Dataset excerpt:
════════════════════

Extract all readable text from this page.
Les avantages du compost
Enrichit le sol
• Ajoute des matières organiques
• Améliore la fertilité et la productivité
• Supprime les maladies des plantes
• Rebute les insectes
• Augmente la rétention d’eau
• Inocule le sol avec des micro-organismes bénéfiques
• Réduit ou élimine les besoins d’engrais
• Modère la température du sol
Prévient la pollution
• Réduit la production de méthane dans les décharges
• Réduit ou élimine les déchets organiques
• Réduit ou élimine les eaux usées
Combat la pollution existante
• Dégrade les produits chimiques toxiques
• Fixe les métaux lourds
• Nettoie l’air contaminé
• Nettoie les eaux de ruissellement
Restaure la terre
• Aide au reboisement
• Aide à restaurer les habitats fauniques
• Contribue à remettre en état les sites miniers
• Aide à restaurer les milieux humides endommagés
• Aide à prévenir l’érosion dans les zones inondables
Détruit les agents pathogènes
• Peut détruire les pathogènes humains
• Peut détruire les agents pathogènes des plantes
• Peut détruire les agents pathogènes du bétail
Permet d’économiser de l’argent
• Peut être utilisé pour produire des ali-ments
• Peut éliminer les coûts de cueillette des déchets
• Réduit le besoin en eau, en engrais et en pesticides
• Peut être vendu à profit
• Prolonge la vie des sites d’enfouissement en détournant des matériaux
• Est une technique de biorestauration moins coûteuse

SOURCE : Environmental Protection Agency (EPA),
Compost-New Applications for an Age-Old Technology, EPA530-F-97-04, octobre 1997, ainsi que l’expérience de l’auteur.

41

════════════════════

Repeat each entry word for word.

Exercise result:
Extract all readable text from this page.
Les avantages du compost
Enrichit le sol
• Ajoute des matières organiques
• Améliore la fertilité et la productivité
• Supprime les maladies des plantes
• Rebute les insectes
• Augmente la rétention d’eau
• Inocule le sol avec des micro-organismes bénéfiques
• Réduit ou élimine les besoins d’engrais
• Modère la température du sol
Prévient la pollution
• Réduit la production de méthane dans les décharges
• Réduit ou élimine les déchets organiques
• Réduit ou élimine les eaux usées
Combat la pollution existante
• Dégrade les produits chimiques toxiques
• Fixe les métaux lourds
• Nettoie l’air contaminé
• Nettoie les eaux de ruissellement
Restaure la terre
• Aide au reboisement
• Aide à restaurer les habitats fauniques
• Contribue à remettre en état les sites miniers
• Aide à restaurer les milieux humides endommagés
• Aide à prévenir l’érosion dans les zones inondables
Détruit les agents pathogènes
• Peut détruire les pathogènes humains
• Peut détruire les agents pathogènes des plantes
• Peut détruire les agents pathogènes du bétail
Permet d’économiser de l’argent
• Peut être utilisé pour produire des ali-ments
• Peut éliminer les coûts de cueillette des déchets
• Réduit le besoin en eau, en engrais et en pesticides
• Peut être vendu à profit
• Prolonge la vie des sites d’enfouissement en détournant des matériaux
• Est une technique de biorestauration moins coûteuse

SOURCE : Environmental Protection Agency (EPA),
Compost-New Applications for an Age-Old Technology, EPA530-F-97-04, octobre 1997, ainsi que l’expérience de l’auteur.

41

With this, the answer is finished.